GIVEN PROBLEM: What lines of the data include the string "this"? Copy them all.

[start of RECORDS]

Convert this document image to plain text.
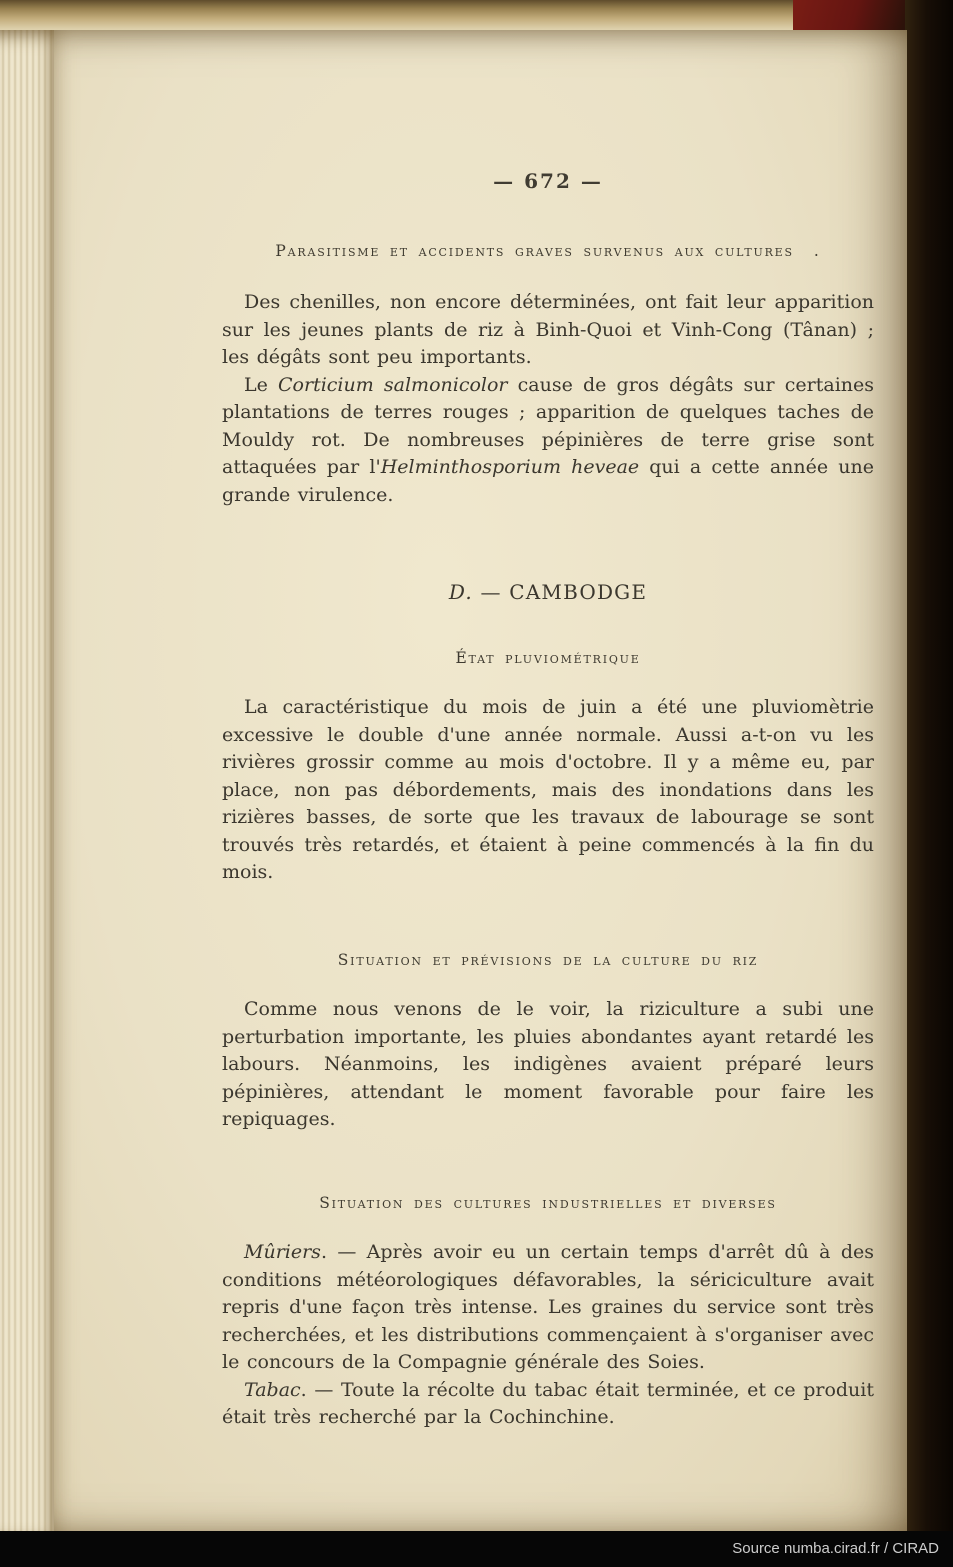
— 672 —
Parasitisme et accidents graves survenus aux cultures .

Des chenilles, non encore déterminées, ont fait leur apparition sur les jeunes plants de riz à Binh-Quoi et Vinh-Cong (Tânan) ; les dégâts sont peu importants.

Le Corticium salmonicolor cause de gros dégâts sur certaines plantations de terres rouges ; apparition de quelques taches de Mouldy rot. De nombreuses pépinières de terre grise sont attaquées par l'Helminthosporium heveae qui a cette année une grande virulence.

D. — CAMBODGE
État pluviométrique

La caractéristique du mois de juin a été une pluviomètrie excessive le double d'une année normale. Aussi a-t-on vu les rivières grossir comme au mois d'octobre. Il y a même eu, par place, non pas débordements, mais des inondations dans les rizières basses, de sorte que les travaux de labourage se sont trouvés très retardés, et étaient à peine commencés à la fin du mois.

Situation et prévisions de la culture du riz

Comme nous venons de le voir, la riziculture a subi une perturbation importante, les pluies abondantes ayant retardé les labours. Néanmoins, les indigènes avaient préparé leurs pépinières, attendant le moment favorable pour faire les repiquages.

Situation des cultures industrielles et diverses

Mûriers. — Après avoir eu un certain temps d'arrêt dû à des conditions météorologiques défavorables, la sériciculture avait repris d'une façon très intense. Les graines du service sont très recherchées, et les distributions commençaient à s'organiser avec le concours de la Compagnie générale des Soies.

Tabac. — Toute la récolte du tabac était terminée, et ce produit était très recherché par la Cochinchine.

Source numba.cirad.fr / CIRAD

[end of RECORDS]
[start of RECORDS]

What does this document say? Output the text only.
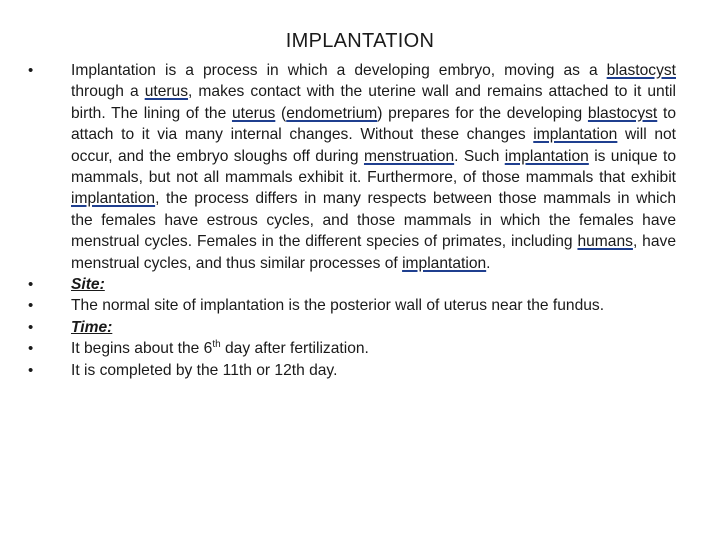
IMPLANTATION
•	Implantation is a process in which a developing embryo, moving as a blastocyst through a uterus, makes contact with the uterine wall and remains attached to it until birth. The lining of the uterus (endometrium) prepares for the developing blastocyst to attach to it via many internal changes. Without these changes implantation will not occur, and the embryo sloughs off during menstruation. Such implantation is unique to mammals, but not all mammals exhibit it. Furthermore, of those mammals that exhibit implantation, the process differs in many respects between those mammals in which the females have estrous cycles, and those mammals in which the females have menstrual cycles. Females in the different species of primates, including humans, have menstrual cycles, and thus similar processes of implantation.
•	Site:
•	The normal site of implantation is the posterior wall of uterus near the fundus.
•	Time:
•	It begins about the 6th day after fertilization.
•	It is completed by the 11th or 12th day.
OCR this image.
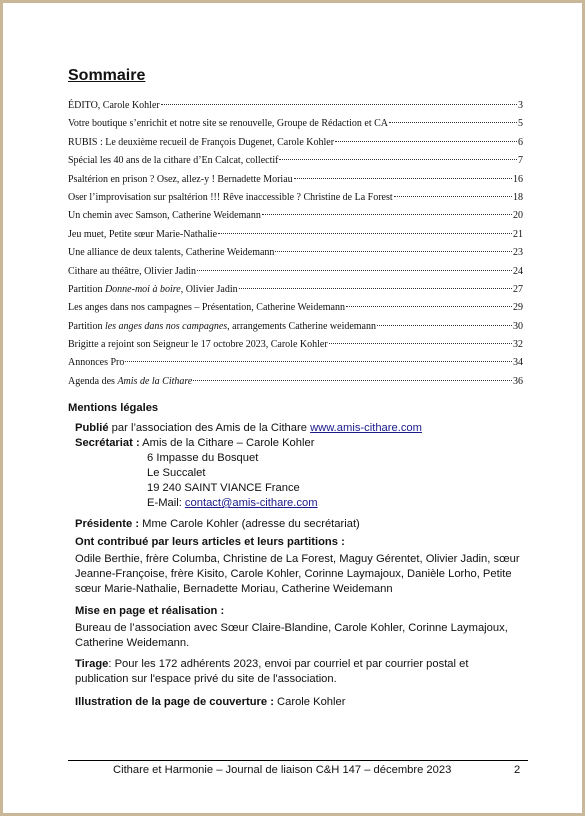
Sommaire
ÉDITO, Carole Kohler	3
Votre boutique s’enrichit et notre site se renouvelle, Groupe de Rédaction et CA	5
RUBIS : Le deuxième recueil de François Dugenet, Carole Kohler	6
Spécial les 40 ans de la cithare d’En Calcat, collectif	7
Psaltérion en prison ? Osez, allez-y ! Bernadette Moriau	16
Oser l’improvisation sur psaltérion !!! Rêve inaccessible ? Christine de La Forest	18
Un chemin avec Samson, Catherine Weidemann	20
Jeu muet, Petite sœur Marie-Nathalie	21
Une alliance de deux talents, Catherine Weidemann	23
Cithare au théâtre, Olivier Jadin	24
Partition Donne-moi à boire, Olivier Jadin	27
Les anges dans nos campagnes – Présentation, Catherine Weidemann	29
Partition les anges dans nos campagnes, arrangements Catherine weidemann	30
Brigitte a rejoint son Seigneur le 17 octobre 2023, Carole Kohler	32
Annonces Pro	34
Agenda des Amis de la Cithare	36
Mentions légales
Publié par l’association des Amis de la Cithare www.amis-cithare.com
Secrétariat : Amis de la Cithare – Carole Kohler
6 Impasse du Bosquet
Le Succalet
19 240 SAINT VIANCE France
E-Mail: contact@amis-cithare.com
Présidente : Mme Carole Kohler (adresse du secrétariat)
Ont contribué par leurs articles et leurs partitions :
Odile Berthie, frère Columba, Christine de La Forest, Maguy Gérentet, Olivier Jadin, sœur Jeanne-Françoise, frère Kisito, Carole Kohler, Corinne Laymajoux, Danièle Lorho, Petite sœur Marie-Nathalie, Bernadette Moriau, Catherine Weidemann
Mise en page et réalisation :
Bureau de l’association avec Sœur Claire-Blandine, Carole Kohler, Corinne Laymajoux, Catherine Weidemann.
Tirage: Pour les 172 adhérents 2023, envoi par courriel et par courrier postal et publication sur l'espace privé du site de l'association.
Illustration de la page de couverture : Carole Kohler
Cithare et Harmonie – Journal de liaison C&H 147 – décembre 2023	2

[end of RECORDS]

OUTPUT:
Convert this document image to plain text.
What does this document say? Output the text only.
OCR this image.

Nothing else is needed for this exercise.